How many of the lines below include "niños"? Give the number and no other words.

......

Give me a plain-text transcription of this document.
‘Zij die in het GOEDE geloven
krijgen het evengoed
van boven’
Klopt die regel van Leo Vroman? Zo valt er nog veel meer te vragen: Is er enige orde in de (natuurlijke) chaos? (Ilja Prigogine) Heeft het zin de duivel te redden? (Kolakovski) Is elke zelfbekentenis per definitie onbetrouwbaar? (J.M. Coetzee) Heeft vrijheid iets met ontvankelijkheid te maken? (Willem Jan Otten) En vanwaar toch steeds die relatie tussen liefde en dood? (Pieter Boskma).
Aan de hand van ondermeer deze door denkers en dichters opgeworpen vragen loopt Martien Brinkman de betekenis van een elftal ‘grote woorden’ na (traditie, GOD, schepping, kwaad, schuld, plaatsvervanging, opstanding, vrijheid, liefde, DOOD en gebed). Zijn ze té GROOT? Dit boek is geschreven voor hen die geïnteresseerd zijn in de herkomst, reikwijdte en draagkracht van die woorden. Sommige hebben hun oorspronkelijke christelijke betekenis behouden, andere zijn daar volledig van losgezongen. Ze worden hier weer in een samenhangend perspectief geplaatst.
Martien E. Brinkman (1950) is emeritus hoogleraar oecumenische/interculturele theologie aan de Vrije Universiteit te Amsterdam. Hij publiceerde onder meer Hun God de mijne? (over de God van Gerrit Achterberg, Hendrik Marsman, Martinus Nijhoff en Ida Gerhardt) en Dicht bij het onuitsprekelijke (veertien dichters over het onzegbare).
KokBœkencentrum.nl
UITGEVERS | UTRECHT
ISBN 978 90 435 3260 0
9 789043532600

......

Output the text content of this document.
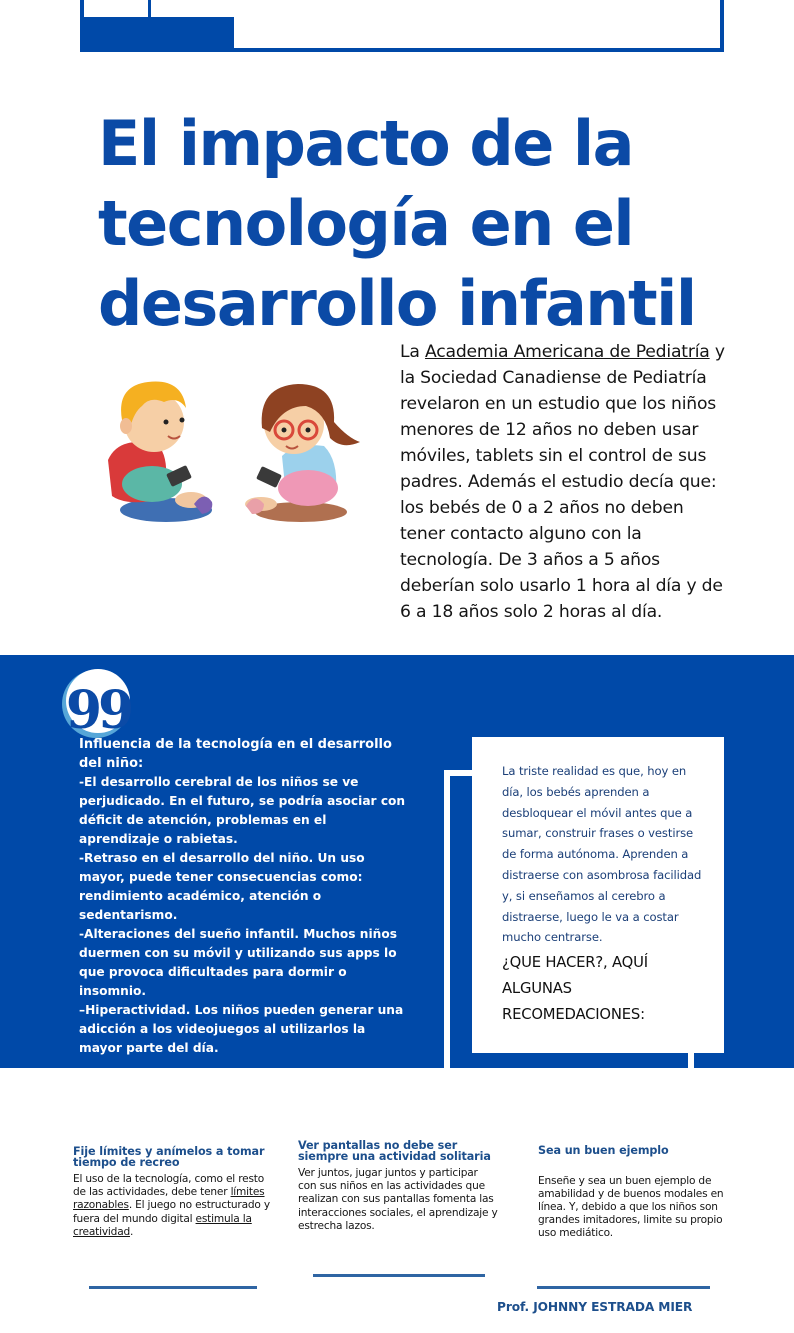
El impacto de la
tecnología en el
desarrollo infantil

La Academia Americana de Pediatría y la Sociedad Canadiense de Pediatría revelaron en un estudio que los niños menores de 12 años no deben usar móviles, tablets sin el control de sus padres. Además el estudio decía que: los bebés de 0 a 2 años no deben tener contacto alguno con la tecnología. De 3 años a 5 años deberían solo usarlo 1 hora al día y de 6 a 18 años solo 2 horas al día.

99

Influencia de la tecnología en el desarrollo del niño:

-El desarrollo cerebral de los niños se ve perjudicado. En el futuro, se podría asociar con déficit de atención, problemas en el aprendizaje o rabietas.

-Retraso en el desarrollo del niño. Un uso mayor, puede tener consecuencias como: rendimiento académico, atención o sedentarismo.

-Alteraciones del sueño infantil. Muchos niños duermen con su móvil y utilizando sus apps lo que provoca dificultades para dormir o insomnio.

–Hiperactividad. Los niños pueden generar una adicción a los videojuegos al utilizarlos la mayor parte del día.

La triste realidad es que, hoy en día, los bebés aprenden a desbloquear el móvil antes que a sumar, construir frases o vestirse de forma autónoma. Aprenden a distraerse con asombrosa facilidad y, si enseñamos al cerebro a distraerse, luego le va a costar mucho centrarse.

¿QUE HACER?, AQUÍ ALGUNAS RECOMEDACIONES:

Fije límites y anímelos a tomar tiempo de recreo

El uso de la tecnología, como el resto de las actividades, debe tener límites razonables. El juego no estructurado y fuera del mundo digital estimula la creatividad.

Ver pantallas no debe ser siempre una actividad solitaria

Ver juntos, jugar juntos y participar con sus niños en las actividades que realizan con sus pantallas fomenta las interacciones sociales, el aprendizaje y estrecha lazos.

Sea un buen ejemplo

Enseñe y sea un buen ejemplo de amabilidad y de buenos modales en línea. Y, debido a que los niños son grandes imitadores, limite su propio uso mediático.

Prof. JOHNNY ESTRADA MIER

......

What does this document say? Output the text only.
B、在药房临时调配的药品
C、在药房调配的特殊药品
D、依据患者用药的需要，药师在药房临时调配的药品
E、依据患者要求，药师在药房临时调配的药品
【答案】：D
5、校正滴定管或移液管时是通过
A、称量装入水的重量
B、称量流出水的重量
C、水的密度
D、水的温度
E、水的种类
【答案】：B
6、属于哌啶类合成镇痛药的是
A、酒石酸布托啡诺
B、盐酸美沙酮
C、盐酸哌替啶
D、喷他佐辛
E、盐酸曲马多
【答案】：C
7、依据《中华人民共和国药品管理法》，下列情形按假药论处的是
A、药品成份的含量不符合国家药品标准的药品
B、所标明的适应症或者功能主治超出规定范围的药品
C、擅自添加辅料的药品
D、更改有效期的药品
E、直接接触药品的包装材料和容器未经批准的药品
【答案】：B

......

=== Solution below ===
6